▶ Requirement 1
List every school district that the article on school funding names.
▶ Requirement 2
According to the article on school funding, how much will Fort Atkinson School District receive for naming its gymnasium "PremierBank Arena"?
▶ Requirement 3
Reproduce the passage of the article on school funding starting with "- Pickerington Local" and going on through "to the stadium.".

═════ Extracted text

Innovative solutions being sought by schools
by Mary Scott Nabers,
CEO of Strategic Partnerships, Inc.
During summer months, educators in the past used the time to implement new programs and improvements for students and teachers. But, in the last few years, with funding slashed, most educators across the country simply try to uphold standards in a cost-effective manner. A recent poll conducted by Phi Delta Kappa and Gallup found that the greatest challenge to education is funding.
It is interesting to see how school districts throughout the country are spending what funding they do receive. Some common trends include the following:
Educators have invested what funds they have in data-driven technology. On the federal, state and local levels, new data systems are being used for tracking student progress and teacher performance.
This is the primary way educators are trying to improve accountability and quality of teaching.
- The federal government program, Race to the Top, provides grants to states that implement statewide Longitudinal Data Systems. The program recently announced grants awarded to 24 states ranging from $2.6 million to $5 million. The funding is used to help states design and develop the systems that track student progress from kindergarten through college.
- Fourteen school districts in Michigan are participating in a large pilot program to test four different models of teacher evaluations. Following the one-year pilot program, the state will hire an outside consultant to analyze the data collected and report findings. The pilot system will cost $5 million and lawmakers will pick one of the models to implement statewide after the data is analyzed.
- Pickerington Local School District in Ohio recently launched a new student data system. It is responsible for transmitting letters to parents, providing student test scores, attendance records and the status of fees collected or owed.
In an attempt to attract much-needed funding, school districts are awarding naming rights to school facilities and allowing advertising on school assets.
- Fort Atkinson School District approved a 10-year agreement with PremierBank to sponsor the name of the high school’s gymnasium. The school district will receive $50,000 in exchange for calling the facility "PremierBank Arena."
- Arizona State University officials are considering selling naming rights to Sun Devil Stadium. University officials hope the plan, if approved, will fund improvements to the stadium.
- Hatboro-Horsham School District in Pennsylvania recently passed a policy allowing sponsorships and advertisements on school-owned property. The school board passed the initiative unanimously, citing the dire need for new revenue.
- Many school districts now use social media platforms to communicate to parents, students and employees. It dramatically cuts their costs and the results and acceptance have been positive.
Got a new or innovative solution for school officials to consider? Most likely, it won’t be hard to get them to listen.

══════════
═════ Record excerpts

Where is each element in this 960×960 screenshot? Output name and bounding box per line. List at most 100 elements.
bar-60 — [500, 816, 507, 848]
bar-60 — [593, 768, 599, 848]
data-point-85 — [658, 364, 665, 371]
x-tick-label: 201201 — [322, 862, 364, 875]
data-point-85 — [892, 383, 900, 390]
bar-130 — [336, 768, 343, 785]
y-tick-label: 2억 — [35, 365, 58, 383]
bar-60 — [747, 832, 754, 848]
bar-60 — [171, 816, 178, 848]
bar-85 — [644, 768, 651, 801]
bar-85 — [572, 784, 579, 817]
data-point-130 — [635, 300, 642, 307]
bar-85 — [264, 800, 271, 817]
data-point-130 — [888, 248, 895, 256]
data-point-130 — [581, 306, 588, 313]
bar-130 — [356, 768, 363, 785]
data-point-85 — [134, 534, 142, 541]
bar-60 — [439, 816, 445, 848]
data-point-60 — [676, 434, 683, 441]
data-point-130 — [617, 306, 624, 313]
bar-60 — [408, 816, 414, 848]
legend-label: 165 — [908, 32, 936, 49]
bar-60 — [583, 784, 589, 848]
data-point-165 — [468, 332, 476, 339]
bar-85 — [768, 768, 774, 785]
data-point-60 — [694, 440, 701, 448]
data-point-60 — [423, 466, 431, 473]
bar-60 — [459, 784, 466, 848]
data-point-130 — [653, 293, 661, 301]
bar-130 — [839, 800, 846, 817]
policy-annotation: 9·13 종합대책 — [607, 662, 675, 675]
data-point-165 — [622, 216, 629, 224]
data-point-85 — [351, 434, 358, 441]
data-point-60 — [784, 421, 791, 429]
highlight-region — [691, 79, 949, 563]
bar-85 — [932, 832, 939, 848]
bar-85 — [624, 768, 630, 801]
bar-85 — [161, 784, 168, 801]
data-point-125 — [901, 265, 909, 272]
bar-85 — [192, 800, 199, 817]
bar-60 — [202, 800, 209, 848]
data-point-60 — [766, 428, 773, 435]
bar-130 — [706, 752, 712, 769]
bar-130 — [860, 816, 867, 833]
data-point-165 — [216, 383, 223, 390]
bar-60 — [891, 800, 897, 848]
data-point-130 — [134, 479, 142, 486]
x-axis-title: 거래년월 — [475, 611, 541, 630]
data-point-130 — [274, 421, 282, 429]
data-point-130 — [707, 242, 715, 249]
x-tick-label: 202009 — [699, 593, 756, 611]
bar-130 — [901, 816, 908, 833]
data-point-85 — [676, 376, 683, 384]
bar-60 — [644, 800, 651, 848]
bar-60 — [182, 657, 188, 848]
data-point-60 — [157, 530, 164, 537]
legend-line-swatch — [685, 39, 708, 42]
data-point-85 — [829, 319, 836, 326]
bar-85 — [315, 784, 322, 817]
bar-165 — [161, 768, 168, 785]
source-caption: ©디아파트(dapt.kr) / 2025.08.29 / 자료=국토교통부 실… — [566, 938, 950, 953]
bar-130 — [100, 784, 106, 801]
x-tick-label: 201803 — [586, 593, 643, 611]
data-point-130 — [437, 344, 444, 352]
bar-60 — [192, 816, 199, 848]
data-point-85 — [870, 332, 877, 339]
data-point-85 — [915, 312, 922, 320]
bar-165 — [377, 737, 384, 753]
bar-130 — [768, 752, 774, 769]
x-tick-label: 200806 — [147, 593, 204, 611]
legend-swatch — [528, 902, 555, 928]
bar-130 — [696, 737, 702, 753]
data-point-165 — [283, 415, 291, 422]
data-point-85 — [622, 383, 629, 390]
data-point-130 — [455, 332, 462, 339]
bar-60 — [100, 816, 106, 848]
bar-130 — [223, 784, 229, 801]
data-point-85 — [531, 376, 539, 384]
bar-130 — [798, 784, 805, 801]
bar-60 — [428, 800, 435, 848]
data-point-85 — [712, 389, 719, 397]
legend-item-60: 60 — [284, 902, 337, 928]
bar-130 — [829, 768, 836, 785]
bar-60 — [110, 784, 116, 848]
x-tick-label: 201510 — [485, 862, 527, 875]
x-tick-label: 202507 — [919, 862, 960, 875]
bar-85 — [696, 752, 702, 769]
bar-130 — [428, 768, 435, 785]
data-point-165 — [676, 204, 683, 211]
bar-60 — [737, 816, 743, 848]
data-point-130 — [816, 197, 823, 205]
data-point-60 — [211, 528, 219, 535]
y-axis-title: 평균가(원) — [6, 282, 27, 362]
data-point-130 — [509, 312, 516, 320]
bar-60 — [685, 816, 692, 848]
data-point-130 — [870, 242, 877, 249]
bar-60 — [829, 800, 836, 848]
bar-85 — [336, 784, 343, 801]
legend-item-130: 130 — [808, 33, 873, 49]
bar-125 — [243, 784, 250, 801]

══════════

▶ Exercise output 1
Pickerington Local School District, Fort Atkinson School District, Hatboro-Horsham School District

▶ Exercise output 2
$50,000

▶ Exercise output 3
- Pickerington Local School District in Ohio recently launched a new student data system. It is responsible for transmitting letters to parents, providing student test scores, attendance records and the status of fees collected or owed.
In an attempt to attract much-needed funding, school districts are awarding naming rights to school facilities and allowing advertising on school assets.
- Fort Atkinson School District approved a 10-year agreement with PremierBank to sponsor the name of the high school’s gymnasium. The school district will receive $50,000 in exchange for calling the facility "PremierBank Arena."
- Arizona State University officials are considering selling naming rights to Sun Devil Stadium. University officials hope the plan, if approved, will fund improvements to the stadium.